- [GIVEN ENTRIES]:
[Begin]

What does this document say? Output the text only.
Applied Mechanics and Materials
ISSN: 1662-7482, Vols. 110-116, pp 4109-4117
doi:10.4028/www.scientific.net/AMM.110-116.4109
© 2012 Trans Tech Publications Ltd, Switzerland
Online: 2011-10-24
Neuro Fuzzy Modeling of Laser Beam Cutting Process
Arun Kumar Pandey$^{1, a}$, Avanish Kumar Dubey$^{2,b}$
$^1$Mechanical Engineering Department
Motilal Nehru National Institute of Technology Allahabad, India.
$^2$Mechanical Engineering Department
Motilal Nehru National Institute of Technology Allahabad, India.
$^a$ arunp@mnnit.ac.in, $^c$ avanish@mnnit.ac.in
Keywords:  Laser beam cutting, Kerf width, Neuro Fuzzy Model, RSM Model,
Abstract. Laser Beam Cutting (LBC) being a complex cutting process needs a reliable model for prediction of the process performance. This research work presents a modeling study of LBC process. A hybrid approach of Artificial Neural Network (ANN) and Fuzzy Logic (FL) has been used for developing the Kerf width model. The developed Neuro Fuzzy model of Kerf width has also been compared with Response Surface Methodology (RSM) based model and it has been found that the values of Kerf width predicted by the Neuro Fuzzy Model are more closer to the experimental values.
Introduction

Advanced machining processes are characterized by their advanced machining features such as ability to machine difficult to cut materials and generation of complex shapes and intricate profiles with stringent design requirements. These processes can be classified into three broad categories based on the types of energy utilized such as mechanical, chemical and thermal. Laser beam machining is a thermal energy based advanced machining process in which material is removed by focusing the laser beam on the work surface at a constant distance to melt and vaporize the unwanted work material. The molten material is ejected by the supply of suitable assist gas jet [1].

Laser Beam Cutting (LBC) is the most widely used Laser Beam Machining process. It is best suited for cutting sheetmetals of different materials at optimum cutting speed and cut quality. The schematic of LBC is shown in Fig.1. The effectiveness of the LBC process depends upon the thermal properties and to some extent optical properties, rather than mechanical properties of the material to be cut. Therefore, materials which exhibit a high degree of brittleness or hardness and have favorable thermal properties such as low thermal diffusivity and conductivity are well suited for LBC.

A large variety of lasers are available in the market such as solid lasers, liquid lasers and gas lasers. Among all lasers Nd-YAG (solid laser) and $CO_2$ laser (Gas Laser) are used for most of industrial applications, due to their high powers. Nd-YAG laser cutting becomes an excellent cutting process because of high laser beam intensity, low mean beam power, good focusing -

[End]

- [DO THIS]:
Look through the entries above and list every line containing "Department".

- [EXERCISE ANSWER]:
$^1$Mechanical Engineering Department
$^2$Mechanical Engineering Department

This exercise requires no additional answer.